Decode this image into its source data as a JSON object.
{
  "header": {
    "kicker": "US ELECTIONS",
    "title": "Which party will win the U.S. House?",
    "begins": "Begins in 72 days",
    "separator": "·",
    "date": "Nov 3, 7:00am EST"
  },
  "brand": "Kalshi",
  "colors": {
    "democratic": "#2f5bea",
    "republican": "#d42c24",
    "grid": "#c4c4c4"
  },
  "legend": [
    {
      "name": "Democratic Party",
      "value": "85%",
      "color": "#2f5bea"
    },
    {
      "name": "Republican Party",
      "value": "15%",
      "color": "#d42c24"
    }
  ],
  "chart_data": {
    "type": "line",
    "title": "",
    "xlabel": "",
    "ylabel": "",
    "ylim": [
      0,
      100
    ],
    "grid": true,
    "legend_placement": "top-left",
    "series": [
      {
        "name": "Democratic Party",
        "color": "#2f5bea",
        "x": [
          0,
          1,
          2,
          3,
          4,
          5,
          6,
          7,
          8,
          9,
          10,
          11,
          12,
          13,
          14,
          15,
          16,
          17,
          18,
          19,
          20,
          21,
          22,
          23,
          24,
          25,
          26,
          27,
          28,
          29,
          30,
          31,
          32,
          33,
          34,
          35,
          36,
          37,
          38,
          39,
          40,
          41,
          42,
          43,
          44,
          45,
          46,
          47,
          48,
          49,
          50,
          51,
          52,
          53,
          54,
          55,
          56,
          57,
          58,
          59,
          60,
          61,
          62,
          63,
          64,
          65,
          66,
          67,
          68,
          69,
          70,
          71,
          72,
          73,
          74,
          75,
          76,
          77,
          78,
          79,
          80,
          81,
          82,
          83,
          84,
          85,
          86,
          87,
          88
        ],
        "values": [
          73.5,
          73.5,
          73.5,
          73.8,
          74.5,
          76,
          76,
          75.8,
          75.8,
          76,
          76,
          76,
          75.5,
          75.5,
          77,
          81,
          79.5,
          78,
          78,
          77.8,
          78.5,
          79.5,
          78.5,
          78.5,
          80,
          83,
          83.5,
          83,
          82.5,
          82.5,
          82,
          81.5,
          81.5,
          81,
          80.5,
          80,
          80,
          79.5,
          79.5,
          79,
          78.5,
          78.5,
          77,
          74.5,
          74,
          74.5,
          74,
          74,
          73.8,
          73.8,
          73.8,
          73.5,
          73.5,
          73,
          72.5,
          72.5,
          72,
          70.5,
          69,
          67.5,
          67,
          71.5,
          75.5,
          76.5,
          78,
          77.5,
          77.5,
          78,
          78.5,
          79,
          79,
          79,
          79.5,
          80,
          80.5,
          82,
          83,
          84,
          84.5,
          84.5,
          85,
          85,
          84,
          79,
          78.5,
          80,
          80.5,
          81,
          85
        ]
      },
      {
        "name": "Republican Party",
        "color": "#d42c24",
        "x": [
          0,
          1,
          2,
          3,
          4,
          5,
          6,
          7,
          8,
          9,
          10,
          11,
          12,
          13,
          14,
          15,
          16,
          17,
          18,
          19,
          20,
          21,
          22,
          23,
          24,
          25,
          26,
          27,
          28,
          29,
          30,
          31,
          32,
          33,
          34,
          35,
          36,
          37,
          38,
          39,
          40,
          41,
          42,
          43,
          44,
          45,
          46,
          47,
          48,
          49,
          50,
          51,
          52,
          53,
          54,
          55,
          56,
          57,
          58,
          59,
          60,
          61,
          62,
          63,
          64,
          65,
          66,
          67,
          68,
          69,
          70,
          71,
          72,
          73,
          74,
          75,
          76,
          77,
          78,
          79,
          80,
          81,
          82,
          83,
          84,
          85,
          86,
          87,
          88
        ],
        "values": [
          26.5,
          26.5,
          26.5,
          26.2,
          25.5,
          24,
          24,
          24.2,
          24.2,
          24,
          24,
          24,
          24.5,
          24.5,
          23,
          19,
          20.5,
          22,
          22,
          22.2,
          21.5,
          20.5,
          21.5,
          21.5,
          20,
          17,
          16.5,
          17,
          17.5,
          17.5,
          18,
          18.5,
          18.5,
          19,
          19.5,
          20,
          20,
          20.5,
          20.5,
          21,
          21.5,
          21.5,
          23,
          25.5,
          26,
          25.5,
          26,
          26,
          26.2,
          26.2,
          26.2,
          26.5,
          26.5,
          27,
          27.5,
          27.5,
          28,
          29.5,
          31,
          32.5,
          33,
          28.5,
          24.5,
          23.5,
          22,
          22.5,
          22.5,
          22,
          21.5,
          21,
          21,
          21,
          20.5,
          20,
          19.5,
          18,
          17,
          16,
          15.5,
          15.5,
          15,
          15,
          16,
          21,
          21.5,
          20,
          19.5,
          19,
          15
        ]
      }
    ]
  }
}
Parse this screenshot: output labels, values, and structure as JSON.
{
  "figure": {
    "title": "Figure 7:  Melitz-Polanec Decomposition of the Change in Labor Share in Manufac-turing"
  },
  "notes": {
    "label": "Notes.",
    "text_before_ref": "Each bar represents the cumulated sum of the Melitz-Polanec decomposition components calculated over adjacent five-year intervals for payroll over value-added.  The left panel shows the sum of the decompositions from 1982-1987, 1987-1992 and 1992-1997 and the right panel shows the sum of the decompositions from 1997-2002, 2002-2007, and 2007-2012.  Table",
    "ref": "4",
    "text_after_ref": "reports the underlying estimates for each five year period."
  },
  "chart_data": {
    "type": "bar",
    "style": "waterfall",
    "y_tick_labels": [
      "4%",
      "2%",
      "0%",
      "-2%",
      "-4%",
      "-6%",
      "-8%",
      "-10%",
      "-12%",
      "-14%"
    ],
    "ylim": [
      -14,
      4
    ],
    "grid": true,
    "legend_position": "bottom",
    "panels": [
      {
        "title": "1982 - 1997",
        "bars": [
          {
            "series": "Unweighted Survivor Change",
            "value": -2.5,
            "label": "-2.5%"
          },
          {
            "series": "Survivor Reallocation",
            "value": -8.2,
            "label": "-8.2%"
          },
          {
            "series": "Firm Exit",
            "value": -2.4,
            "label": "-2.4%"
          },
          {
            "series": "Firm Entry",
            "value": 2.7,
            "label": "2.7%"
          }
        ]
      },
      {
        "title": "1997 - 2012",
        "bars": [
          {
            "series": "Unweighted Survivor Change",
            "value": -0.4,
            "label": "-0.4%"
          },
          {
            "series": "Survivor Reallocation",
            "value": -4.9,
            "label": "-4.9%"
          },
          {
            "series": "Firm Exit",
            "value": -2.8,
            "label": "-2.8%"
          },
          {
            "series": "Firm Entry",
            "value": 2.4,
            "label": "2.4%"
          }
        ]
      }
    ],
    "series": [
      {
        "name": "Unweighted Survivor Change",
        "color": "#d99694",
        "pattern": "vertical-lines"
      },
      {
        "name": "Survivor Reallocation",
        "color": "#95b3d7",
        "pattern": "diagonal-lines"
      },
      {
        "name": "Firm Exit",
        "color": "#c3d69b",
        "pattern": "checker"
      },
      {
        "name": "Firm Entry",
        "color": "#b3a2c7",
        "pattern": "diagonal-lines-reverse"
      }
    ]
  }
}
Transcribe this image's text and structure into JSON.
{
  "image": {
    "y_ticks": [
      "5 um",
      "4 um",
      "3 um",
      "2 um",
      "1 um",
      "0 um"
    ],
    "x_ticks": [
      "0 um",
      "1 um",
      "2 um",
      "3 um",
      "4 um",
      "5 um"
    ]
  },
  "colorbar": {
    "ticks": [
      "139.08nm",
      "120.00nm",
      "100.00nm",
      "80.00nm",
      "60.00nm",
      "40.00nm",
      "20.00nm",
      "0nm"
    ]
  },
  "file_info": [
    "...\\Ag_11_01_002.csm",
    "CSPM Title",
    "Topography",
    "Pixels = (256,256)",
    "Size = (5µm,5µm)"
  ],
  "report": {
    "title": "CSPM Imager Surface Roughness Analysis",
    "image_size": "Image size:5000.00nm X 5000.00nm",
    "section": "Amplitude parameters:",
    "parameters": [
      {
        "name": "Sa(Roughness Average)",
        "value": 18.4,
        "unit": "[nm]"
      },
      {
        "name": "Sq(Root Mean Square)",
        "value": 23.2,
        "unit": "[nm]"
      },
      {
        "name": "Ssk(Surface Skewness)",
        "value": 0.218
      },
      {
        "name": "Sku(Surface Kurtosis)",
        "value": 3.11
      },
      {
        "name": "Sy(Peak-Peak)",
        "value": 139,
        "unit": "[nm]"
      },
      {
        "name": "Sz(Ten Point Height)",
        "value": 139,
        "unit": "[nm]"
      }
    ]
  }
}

YOUR OBJECTIVE
For the data above, state how many lines contain "left"; the number is the whole answer.

SOLVED PROBLEM
2